### EXTRACTED RECORDS
..........

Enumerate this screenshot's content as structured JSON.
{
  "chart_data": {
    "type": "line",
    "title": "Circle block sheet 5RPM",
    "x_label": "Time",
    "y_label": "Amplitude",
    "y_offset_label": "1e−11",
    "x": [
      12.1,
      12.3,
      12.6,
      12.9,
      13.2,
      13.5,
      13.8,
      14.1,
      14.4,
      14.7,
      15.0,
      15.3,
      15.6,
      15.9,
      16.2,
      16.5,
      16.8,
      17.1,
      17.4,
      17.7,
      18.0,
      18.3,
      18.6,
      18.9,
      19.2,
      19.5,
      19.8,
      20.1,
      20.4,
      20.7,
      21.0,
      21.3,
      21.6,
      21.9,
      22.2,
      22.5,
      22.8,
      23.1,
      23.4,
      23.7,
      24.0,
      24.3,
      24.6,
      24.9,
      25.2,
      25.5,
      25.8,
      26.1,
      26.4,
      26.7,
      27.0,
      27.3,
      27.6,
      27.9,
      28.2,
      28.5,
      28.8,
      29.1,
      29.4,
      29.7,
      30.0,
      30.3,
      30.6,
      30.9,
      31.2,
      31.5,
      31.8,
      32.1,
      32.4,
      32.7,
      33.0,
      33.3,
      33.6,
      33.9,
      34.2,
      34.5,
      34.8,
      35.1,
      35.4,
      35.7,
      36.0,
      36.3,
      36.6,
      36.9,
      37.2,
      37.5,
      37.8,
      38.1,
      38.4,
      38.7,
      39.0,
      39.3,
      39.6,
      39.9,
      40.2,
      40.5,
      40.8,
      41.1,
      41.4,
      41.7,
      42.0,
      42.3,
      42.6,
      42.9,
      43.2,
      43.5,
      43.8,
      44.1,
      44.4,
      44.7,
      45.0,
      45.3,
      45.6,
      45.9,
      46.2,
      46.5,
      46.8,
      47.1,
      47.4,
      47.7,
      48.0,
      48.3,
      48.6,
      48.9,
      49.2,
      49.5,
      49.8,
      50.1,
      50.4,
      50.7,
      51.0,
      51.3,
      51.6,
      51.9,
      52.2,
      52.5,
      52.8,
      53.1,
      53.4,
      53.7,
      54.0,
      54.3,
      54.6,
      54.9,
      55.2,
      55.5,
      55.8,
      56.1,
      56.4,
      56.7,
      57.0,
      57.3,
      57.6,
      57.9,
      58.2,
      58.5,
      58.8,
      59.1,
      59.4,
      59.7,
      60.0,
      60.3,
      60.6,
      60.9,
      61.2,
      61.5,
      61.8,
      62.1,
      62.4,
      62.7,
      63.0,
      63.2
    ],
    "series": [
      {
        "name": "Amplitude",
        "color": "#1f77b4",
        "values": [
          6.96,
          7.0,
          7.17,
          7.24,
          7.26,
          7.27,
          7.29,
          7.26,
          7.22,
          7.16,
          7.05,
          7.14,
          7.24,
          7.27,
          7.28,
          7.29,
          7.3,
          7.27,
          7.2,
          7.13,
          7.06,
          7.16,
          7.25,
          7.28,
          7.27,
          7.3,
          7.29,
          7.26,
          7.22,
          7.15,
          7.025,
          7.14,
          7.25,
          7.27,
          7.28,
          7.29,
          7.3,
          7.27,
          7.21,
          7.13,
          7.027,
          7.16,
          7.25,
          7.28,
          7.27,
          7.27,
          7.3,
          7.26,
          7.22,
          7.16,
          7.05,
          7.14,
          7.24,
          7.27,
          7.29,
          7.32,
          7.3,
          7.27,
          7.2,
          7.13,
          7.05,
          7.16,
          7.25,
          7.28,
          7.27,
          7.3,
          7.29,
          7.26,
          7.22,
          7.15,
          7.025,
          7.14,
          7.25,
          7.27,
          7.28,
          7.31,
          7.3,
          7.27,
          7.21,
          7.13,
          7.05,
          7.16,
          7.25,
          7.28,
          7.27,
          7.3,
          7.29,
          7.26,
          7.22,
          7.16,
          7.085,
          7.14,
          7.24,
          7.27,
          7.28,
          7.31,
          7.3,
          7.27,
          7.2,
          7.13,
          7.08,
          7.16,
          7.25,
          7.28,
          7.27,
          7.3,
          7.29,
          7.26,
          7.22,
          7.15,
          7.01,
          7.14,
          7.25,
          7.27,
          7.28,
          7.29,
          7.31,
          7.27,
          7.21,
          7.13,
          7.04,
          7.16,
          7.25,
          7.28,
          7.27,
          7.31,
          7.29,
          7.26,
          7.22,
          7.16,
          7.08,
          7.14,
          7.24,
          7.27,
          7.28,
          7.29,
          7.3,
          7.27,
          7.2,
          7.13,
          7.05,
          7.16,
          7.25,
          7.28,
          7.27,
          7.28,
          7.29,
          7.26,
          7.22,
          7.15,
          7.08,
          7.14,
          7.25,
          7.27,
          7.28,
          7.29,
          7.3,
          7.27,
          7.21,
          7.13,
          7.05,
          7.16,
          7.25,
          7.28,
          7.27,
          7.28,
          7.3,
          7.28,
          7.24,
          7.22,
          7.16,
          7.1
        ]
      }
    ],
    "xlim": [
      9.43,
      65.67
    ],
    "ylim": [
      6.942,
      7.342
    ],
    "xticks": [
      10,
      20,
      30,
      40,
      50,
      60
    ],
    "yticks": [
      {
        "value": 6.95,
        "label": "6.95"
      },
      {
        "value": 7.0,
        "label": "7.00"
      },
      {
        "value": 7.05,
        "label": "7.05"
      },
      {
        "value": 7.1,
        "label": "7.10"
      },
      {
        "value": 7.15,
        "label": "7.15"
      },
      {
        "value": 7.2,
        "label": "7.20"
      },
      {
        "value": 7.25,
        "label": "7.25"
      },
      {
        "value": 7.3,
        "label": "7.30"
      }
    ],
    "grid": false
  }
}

..........

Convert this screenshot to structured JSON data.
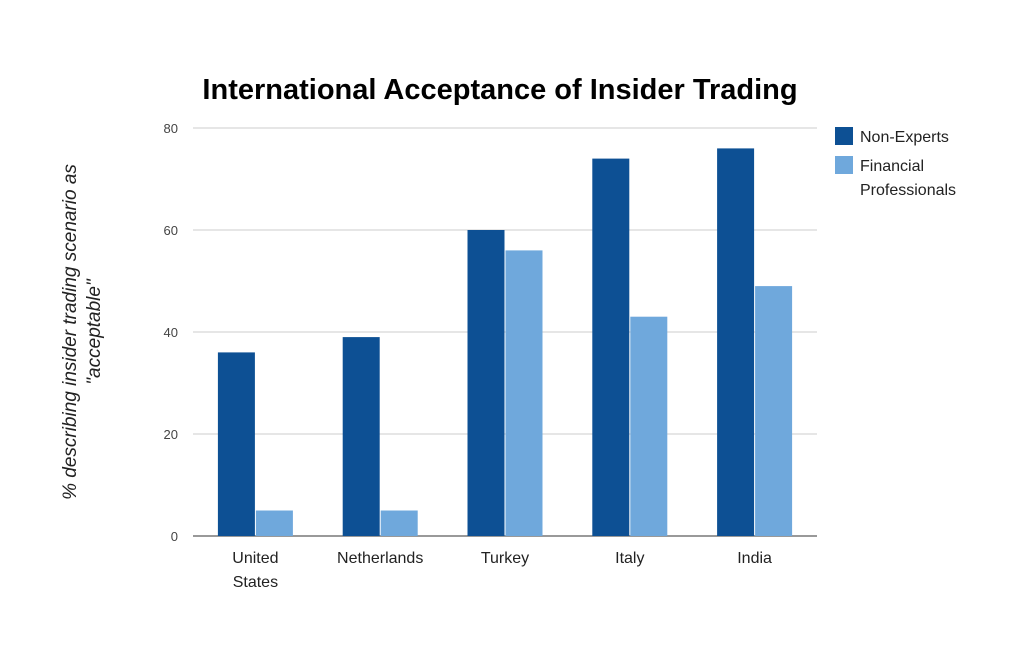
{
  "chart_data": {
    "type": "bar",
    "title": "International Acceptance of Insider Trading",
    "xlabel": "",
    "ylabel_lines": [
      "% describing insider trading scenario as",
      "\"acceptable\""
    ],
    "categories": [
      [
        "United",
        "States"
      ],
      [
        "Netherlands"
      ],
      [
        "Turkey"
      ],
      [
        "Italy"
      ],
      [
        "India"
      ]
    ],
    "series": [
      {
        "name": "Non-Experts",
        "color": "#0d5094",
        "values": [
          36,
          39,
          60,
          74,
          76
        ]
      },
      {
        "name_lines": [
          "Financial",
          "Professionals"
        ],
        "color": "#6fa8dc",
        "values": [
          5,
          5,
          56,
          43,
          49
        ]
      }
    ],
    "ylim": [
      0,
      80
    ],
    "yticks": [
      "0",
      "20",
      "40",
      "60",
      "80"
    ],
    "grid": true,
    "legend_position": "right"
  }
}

..........

Where a line in the material above holds "structured", copy that line.

Enumerate this screenshot's content as structured JSON.
Convert this screenshot to structured JSON data.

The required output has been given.